(Records contained in a dataset)
---
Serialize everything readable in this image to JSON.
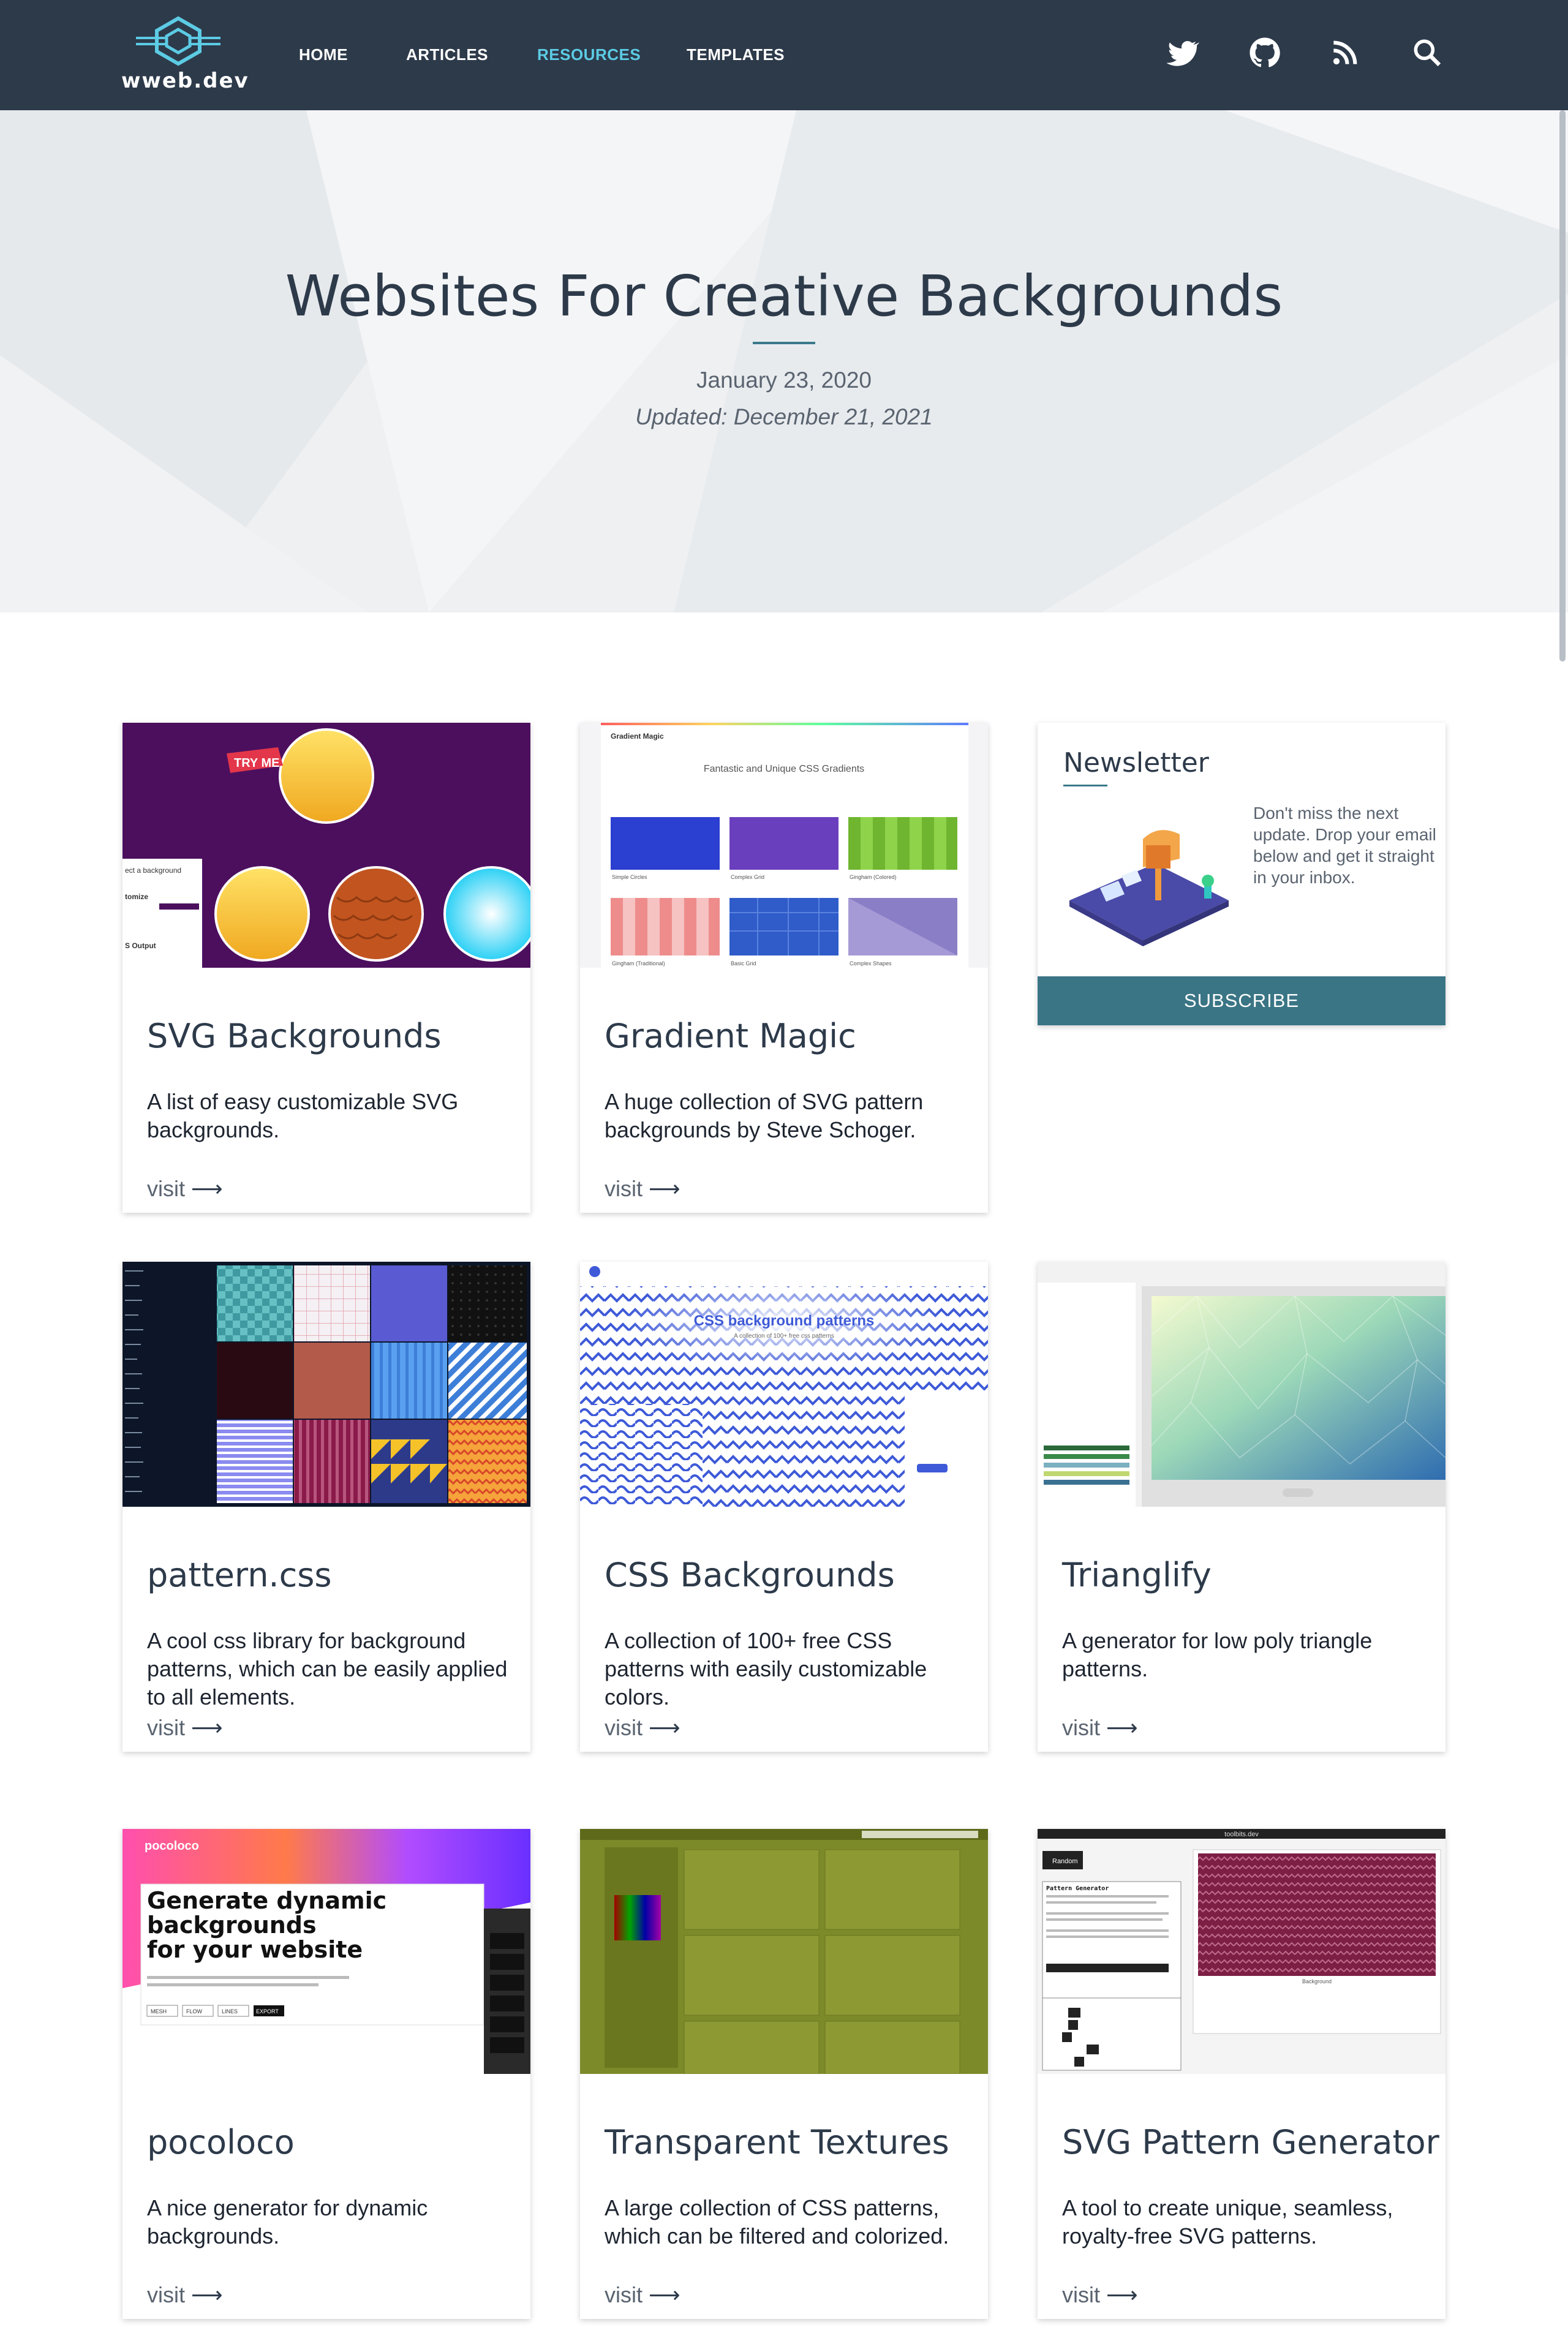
{
  "site": {
    "logo_text": "wweb.dev",
    "nav": [
      {
        "label": "HOME"
      },
      {
        "label": "ARTICLES"
      },
      {
        "label": "RESOURCES"
      },
      {
        "label": "TEMPLATES"
      }
    ],
    "active_nav": "RESOURCES",
    "icons": [
      "twitter-icon",
      "github-icon",
      "rss-icon",
      "search-icon"
    ]
  },
  "hero": {
    "title": "Websites For Creative Backgrounds",
    "date": "January 23, 2020",
    "updated": "Updated: December 21, 2021"
  },
  "newsletter": {
    "title": "Newsletter",
    "text": "Don't miss the next update. Drop your email below and get it straight in your inbox.",
    "button": "SUBSCRIBE"
  },
  "cards": [
    {
      "title": "SVG Backgrounds",
      "description": "A list of easy customizable SVG backgrounds.",
      "link": "visit"
    },
    {
      "title": "Gradient Magic",
      "description": "A huge collection of SVG pattern backgrounds by Steve Schoger.",
      "link": "visit"
    },
    {
      "title": "pattern.css",
      "description": "A cool css library for background patterns, which can be easily applied to all elements.",
      "link": "visit"
    },
    {
      "title": "CSS Backgrounds",
      "description": "A collection of 100+ free CSS patterns with easily customizable colors.",
      "link": "visit"
    },
    {
      "title": "Trianglify",
      "description": "A generator for low poly triangle patterns.",
      "link": "visit"
    },
    {
      "title": "pocoloco",
      "description": "A nice generator for dynamic backgrounds.",
      "link": "visit"
    },
    {
      "title": "Transparent Textures",
      "description": "A large collection of CSS patterns, which can be filtered and colorized.",
      "link": "visit"
    },
    {
      "title": "SVG Pattern Generator",
      "description": "A tool to create unique, seamless, royalty-free SVG patterns.",
      "link": "visit"
    }
  ],
  "thumbnails": {
    "svg_backgrounds": {
      "badge": "TRY ME",
      "panel_labels": [
        "ect a background",
        "tomize",
        "S Output"
      ]
    },
    "gradient_magic": {
      "brand": "Gradient Magic",
      "heading": "Fantastic and Unique CSS Gradients",
      "tiles": [
        "Simple Circles",
        "Complex Grid",
        "Gingham (Colored)",
        "Gingham (Traditional)",
        "Basic Grid",
        "Complex Shapes"
      ]
    },
    "css_backgrounds": {
      "heading": "CSS background patterns",
      "sub": "A collection of 100+ free css patterns"
    },
    "pocoloco": {
      "brand": "pocoloco",
      "headline1": "Generate dynamic",
      "headline2": "backgrounds",
      "headline3": "for your website",
      "buttons": [
        "MESH",
        "FLOW",
        "LINES",
        "EXPORT"
      ]
    },
    "svg_pattern_generator": {
      "topbar": "toolbits.dev",
      "panel": "Pattern Generator",
      "button": "Random",
      "caption": "Background"
    }
  },
  "colors": {
    "navbar": "#2d3a4a",
    "active": "#5ccbe4",
    "accent": "#3a7585",
    "text": "#2d3a4a"
  }
}
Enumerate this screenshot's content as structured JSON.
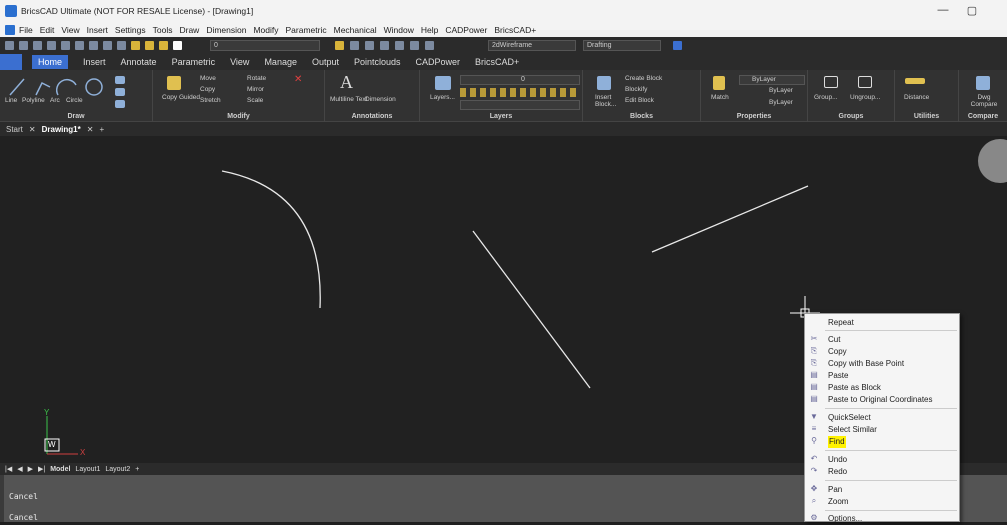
{
  "window": {
    "title": "BricsCAD Ultimate (NOT FOR RESALE License) - [Drawing1]",
    "minimize": "—",
    "restore": "▢"
  },
  "menubar": [
    "File",
    "Edit",
    "View",
    "Insert",
    "Settings",
    "Tools",
    "Draw",
    "Dimension",
    "Modify",
    "Parametric",
    "Mechanical",
    "Window",
    "Help",
    "CADPower",
    "BricsCAD+"
  ],
  "quickaccess": {
    "layer_value": "0",
    "visual_style": "2dWireframe",
    "workspace": "Drafting"
  },
  "ribbon_tabs": [
    "Home",
    "Insert",
    "Annotate",
    "Parametric",
    "View",
    "Manage",
    "Output",
    "Pointclouds",
    "CADPower",
    "BricsCAD+"
  ],
  "ribbon": {
    "draw": {
      "title": "Draw",
      "tools": [
        "Line",
        "Polyline",
        "Arc",
        "Circle"
      ]
    },
    "modify": {
      "title": "Modify",
      "tools": [
        "Copy Guided",
        "Move",
        "Copy",
        "Stretch",
        "Rotate",
        "Mirror",
        "Scale"
      ]
    },
    "annotations": {
      "title": "Annotations",
      "tools": [
        "Multiline Text",
        "Dimension"
      ]
    },
    "layers": {
      "title": "Layers",
      "tools": [
        "Layers...",
        "0"
      ]
    },
    "blocks": {
      "title": "Blocks",
      "tools": [
        "Insert Block...",
        "Create Block",
        "Blockify",
        "Edit Block"
      ]
    },
    "properties": {
      "title": "Properties",
      "tools": [
        "Match",
        "ByLayer",
        "ByLayer",
        "ByLayer"
      ]
    },
    "groups": {
      "title": "Groups",
      "tools": [
        "Group...",
        "Ungroup..."
      ]
    },
    "utilities": {
      "title": "Utilities",
      "tools": [
        "Distance"
      ]
    },
    "compare": {
      "title": "Compare",
      "tools": [
        "Dwg Compare"
      ]
    }
  },
  "doc_tabs": [
    "Start",
    "Drawing1*"
  ],
  "layout_tabs": [
    "Model",
    "Layout1",
    "Layout2"
  ],
  "ucs": {
    "x": "X",
    "y": "Y",
    "w": "W"
  },
  "command_history": [
    "Cancel",
    "Cancel"
  ],
  "context_menu": [
    {
      "label": "Repeat",
      "icon": ""
    },
    {
      "label": "Cut",
      "icon": "✂"
    },
    {
      "label": "Copy",
      "icon": "⎘"
    },
    {
      "label": "Copy with Base Point",
      "icon": "⎘"
    },
    {
      "label": "Paste",
      "icon": "▤"
    },
    {
      "label": "Paste as Block",
      "icon": "▤"
    },
    {
      "label": "Paste to Original Coordinates",
      "icon": "▤"
    },
    {
      "label": "QuickSelect",
      "icon": "▼"
    },
    {
      "label": "Select Similar",
      "icon": "≡"
    },
    {
      "label": "Find",
      "icon": "⚲",
      "highlight": true
    },
    {
      "label": "Undo",
      "icon": "↶"
    },
    {
      "label": "Redo",
      "icon": "↷"
    },
    {
      "label": "Pan",
      "icon": "✥"
    },
    {
      "label": "Zoom",
      "icon": "⌕"
    },
    {
      "label": "Options...",
      "icon": "⚙"
    }
  ],
  "colors": {
    "ribbon_accent": "#3b6fd0",
    "find_highlight": "#fff200",
    "canvas": "#212121"
  }
}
---
TASK DESCRIPTION:
Copy out all the data without changing anything, and drop the pictures.

COMPLETE OUTPUT:
Serialize everything readable in this image to JSON.
{
  "site": {
    "logo_text": "wweb.dev",
    "nav": [
      {
        "label": "HOME"
      },
      {
        "label": "ARTICLES"
      },
      {
        "label": "RESOURCES"
      },
      {
        "label": "TEMPLATES"
      }
    ],
    "active_nav": "RESOURCES",
    "icons": [
      "twitter-icon",
      "github-icon",
      "rss-icon",
      "search-icon"
    ]
  },
  "hero": {
    "title": "Websites For Creative Backgrounds",
    "date": "January 23, 2020",
    "updated": "Updated: December 21, 2021"
  },
  "newsletter": {
    "title": "Newsletter",
    "text": "Don't miss the next update. Drop your email below and get it straight in your inbox.",
    "button": "SUBSCRIBE"
  },
  "cards": [
    {
      "title": "SVG Backgrounds",
      "description": "A list of easy customizable SVG backgrounds.",
      "link": "visit"
    },
    {
      "title": "Gradient Magic",
      "description": "A huge collection of SVG pattern backgrounds by Steve Schoger.",
      "link": "visit"
    },
    {
      "title": "pattern.css",
      "description": "A cool css library for background patterns, which can be easily applied to all elements.",
      "link": "visit"
    },
    {
      "title": "CSS Backgrounds",
      "description": "A collection of 100+ free CSS patterns with easily customizable colors.",
      "link": "visit"
    },
    {
      "title": "Trianglify",
      "description": "A generator for low poly triangle patterns.",
      "link": "visit"
    },
    {
      "title": "pocoloco",
      "description": "A nice generator for dynamic backgrounds.",
      "link": "visit"
    },
    {
      "title": "Transparent Textures",
      "description": "A large collection of CSS patterns, which can be filtered and colorized.",
      "link": "visit"
    },
    {
      "title": "SVG Pattern Generator",
      "description": "A tool to create unique, seamless, royalty-free SVG patterns.",
      "link": "visit"
    }
  ],
  "thumbnails": {
    "svg_backgrounds": {
      "badge": "TRY ME",
      "panel_labels": [
        "ect a background",
        "tomize",
        "S Output"
      ]
    },
    "gradient_magic": {
      "brand": "Gradient Magic",
      "heading": "Fantastic and Unique CSS Gradients",
      "tiles": [
        "Simple Circles",
        "Complex Grid",
        "Gingham (Colored)",
        "Gingham (Traditional)",
        "Basic Grid",
        "Complex Shapes"
      ]
    },
    "css_backgrounds": {
      "heading": "CSS background patterns",
      "sub": "A collection of 100+ free css patterns"
    },
    "pocoloco": {
      "brand": "pocoloco",
      "headline1": "Generate dynamic",
      "headline2": "backgrounds",
      "headline3": "for your website",
      "buttons": [
        "MESH",
        "FLOW",
        "LINES",
        "EXPORT"
      ]
    },
    "svg_pattern_generator": {
      "topbar": "toolbits.dev",
      "panel": "Pattern Generator",
      "button": "Random",
      "caption": "Background"
    }
  },
  "colors": {
    "navbar": "#2d3a4a",
    "active": "#5ccbe4",
    "accent": "#3a7585",
    "text": "#2d3a4a"
  }
}
Enumerate this screenshot's content as structured JSON.
{
  "window": {
    "title": "BricsCAD Ultimate (NOT FOR RESALE License) - [Drawing1]",
    "minimize": "—",
    "restore": "▢"
  },
  "menubar": [
    "File",
    "Edit",
    "View",
    "Insert",
    "Settings",
    "Tools",
    "Draw",
    "Dimension",
    "Modify",
    "Parametric",
    "Mechanical",
    "Window",
    "Help",
    "CADPower",
    "BricsCAD+"
  ],
  "quickaccess": {
    "layer_value": "0",
    "visual_style": "2dWireframe",
    "workspace": "Drafting"
  },
  "ribbon_tabs": [
    "Home",
    "Insert",
    "Annotate",
    "Parametric",
    "View",
    "Manage",
    "Output",
    "Pointclouds",
    "CADPower",
    "BricsCAD+"
  ],
  "ribbon": {
    "draw": {
      "title": "Draw",
      "tools": [
        "Line",
        "Polyline",
        "Arc",
        "Circle"
      ]
    },
    "modify": {
      "title": "Modify",
      "tools": [
        "Copy Guided",
        "Move",
        "Copy",
        "Stretch",
        "Rotate",
        "Mirror",
        "Scale"
      ]
    },
    "annotations": {
      "title": "Annotations",
      "tools": [
        "Multiline Text",
        "Dimension"
      ]
    },
    "layers": {
      "title": "Layers",
      "tools": [
        "Layers...",
        "0"
      ]
    },
    "blocks": {
      "title": "Blocks",
      "tools": [
        "Insert Block...",
        "Create Block",
        "Blockify",
        "Edit Block"
      ]
    },
    "properties": {
      "title": "Properties",
      "tools": [
        "Match",
        "ByLayer",
        "ByLayer",
        "ByLayer"
      ]
    },
    "groups": {
      "title": "Groups",
      "tools": [
        "Group...",
        "Ungroup..."
      ]
    },
    "utilities": {
      "title": "Utilities",
      "tools": [
        "Distance"
      ]
    },
    "compare": {
      "title": "Compare",
      "tools": [
        "Dwg Compare"
      ]
    }
  },
  "doc_tabs": [
    "Start",
    "Drawing1*"
  ],
  "layout_tabs": [
    "Model",
    "Layout1",
    "Layout2"
  ],
  "ucs": {
    "x": "X",
    "y": "Y",
    "w": "W"
  },
  "command_history": [
    "Cancel",
    "Cancel"
  ],
  "context_menu": [
    {
      "label": "Repeat",
      "icon": ""
    },
    {
      "label": "Cut",
      "icon": "✂"
    },
    {
      "label": "Copy",
      "icon": "⎘"
    },
    {
      "label": "Copy with Base Point",
      "icon": "⎘"
    },
    {
      "label": "Paste",
      "icon": "▤"
    },
    {
      "label": "Paste as Block",
      "icon": "▤"
    },
    {
      "label": "Paste to Original Coordinates",
      "icon": "▤"
    },
    {
      "label": "QuickSelect",
      "icon": "▼"
    },
    {
      "label": "Select Similar",
      "icon": "≡"
    },
    {
      "label": "Find",
      "icon": "⚲",
      "highlight": true
    },
    {
      "label": "Undo",
      "icon": "↶"
    },
    {
      "label": "Redo",
      "icon": "↷"
    },
    {
      "label": "Pan",
      "icon": "✥"
    },
    {
      "label": "Zoom",
      "icon": "⌕"
    },
    {
      "label": "Options...",
      "icon": "⚙"
    }
  ],
  "colors": {
    "ribbon_accent": "#3b6fd0",
    "find_highlight": "#fff200",
    "canvas": "#212121"
  }
}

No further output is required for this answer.